Материал для задания:
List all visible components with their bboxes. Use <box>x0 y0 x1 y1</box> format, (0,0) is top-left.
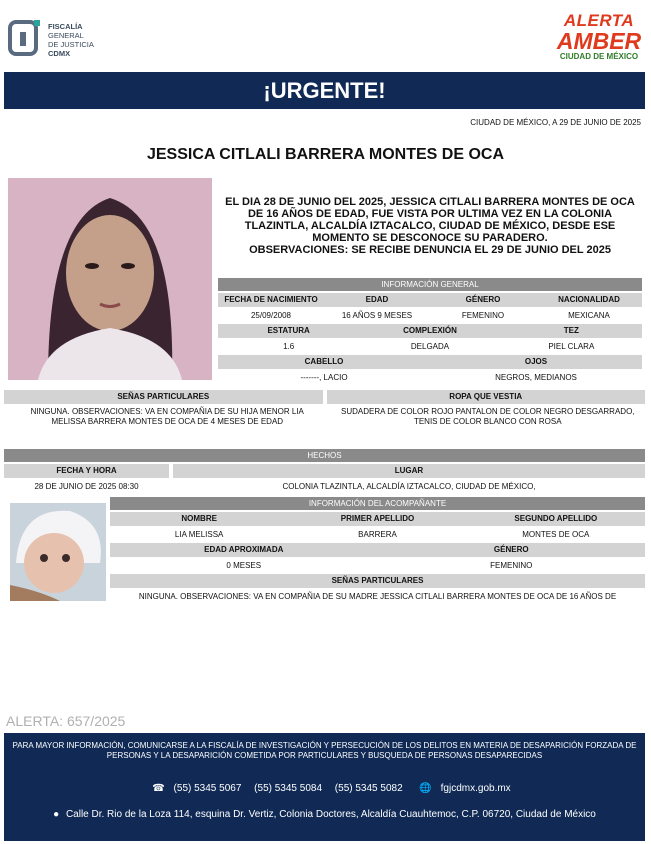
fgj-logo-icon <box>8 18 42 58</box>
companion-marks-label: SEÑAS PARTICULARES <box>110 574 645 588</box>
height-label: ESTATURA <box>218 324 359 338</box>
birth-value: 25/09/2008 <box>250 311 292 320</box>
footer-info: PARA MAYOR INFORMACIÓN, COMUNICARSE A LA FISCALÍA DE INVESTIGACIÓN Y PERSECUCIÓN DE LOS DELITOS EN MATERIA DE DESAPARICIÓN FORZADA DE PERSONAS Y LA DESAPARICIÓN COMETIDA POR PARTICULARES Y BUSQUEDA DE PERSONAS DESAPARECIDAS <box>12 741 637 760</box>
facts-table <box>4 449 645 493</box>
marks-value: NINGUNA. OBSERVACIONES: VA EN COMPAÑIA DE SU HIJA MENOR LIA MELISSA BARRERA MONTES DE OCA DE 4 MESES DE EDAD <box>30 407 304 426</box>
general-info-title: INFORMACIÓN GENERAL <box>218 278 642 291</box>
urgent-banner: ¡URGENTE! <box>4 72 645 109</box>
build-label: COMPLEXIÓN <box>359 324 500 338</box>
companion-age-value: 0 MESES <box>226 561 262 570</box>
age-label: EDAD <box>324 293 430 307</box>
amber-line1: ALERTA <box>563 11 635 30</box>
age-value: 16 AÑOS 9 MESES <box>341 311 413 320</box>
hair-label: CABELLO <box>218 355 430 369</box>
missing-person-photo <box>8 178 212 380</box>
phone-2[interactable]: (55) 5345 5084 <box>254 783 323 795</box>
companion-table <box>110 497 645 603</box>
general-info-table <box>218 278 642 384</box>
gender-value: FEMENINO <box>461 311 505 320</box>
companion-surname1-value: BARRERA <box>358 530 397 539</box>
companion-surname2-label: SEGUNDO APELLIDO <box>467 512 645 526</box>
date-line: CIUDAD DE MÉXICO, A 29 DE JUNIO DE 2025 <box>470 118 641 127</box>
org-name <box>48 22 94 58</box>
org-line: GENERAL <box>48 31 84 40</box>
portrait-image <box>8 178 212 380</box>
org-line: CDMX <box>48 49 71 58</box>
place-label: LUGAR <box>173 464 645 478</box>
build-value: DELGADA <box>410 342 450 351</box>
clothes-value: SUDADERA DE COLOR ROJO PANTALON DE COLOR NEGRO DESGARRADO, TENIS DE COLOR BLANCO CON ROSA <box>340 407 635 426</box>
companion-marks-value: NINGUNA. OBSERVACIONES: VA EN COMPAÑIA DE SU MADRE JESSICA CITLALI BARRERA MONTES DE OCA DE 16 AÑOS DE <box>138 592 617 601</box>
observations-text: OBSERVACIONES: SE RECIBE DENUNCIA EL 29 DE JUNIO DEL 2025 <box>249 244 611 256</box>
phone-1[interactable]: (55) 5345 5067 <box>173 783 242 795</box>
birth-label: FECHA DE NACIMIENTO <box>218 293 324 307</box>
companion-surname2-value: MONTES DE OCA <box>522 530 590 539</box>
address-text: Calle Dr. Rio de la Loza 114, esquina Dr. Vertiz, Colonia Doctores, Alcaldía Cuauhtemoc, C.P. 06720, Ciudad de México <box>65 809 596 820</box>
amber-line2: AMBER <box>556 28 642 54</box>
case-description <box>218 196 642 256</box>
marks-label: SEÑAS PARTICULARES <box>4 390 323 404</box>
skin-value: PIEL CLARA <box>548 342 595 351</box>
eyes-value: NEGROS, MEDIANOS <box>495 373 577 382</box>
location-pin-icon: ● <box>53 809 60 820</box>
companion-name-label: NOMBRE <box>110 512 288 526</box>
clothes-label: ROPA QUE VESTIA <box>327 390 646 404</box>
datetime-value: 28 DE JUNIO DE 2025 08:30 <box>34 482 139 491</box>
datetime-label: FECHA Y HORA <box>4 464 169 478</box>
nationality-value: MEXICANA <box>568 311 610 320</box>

Задание: Выведи весь материал выше строка за строкой без единого изменения. Картинки в ответ не включай.

Ответ на задание:
List all visible components with their bboxes. Use <box>x0 y0 x1 y1</box> format, (0,0) is top-left.
fgj-logo-icon <box>8 18 42 58</box>
companion-marks-label: SEÑAS PARTICULARES <box>110 574 645 588</box>
height-label: ESTATURA <box>218 324 359 338</box>
birth-value: 25/09/2008 <box>250 311 292 320</box>
footer-info: PARA MAYOR INFORMACIÓN, COMUNICARSE A LA FISCALÍA DE INVESTIGACIÓN Y PERSECUCIÓN DE LOS DELITOS EN MATERIA DE DESAPARICIÓN FORZADA DE PERSONAS Y LA DESAPARICIÓN COMETIDA POR PARTICULARES Y BUSQUEDA DE PERSONAS DESAPARECIDAS <box>12 741 637 760</box>
facts-table <box>4 449 645 493</box>
marks-value: NINGUNA. OBSERVACIONES: VA EN COMPAÑIA DE SU HIJA MENOR LIA MELISSA BARRERA MONTES DE OCA DE 4 MESES DE EDAD <box>30 407 304 426</box>
general-info-title: INFORMACIÓN GENERAL <box>218 278 642 291</box>
urgent-banner: ¡URGENTE! <box>4 72 645 109</box>
build-label: COMPLEXIÓN <box>359 324 500 338</box>
companion-age-value: 0 MESES <box>226 561 262 570</box>
age-label: EDAD <box>324 293 430 307</box>
amber-line1: ALERTA <box>563 11 635 30</box>
age-value: 16 AÑOS 9 MESES <box>341 311 413 320</box>
hair-label: CABELLO <box>218 355 430 369</box>
missing-person-photo <box>8 178 212 380</box>
phone-2[interactable]: (55) 5345 5084 <box>254 783 323 795</box>
companion-table <box>110 497 645 603</box>
general-info-table <box>218 278 642 384</box>
gender-value: FEMENINO <box>461 311 505 320</box>
companion-surname1-value: BARRERA <box>358 530 397 539</box>
companion-surname2-label: SEGUNDO APELLIDO <box>467 512 645 526</box>
date-line: CIUDAD DE MÉXICO, A 29 DE JUNIO DE 2025 <box>470 118 641 127</box>
org-name <box>48 22 94 58</box>
org-line: GENERAL <box>48 31 84 40</box>
portrait-image <box>8 178 212 380</box>
org-line: CDMX <box>48 49 71 58</box>
place-label: LUGAR <box>173 464 645 478</box>
build-value: DELGADA <box>410 342 450 351</box>
clothes-value: SUDADERA DE COLOR ROJO PANTALON DE COLOR NEGRO DESGARRADO, TENIS DE COLOR BLANCO CON ROSA <box>340 407 635 426</box>
companion-marks-value: NINGUNA. OBSERVACIONES: VA EN COMPAÑIA DE SU MADRE JESSICA CITLALI BARRERA MONTES DE OCA DE 16 AÑOS DE <box>138 592 617 601</box>
observations-text: OBSERVACIONES: SE RECIBE DENUNCIA EL 29 DE JUNIO DEL 2025 <box>249 244 611 256</box>
phone-1[interactable]: (55) 5345 5067 <box>173 783 242 795</box>
birth-label: FECHA DE NACIMIENTO <box>218 293 324 307</box>
companion-surname2-value: MONTES DE OCA <box>522 530 590 539</box>
address-text: Calle Dr. Rio de la Loza 114, esquina Dr. Vertiz, Colonia Doctores, Alcaldía Cuauhtemoc, C.P. 06720, Ciudad de México <box>65 809 596 820</box>
amber-line2: AMBER <box>556 28 642 54</box>
case-description <box>218 196 642 256</box>
marks-label: SEÑAS PARTICULARES <box>4 390 323 404</box>
skin-value: PIEL CLARA <box>548 342 595 351</box>
eyes-value: NEGROS, MEDIANOS <box>495 373 577 382</box>
location-pin-icon: ● <box>53 809 60 820</box>
companion-name-label: NOMBRE <box>110 512 288 526</box>
clothes-label: ROPA QUE VESTIA <box>327 390 646 404</box>
datetime-value: 28 DE JUNIO DE 2025 08:30 <box>34 482 139 491</box>
datetime-label: FECHA Y HORA <box>4 464 169 478</box>
nationality-value: MEXICANA <box>568 311 610 320</box>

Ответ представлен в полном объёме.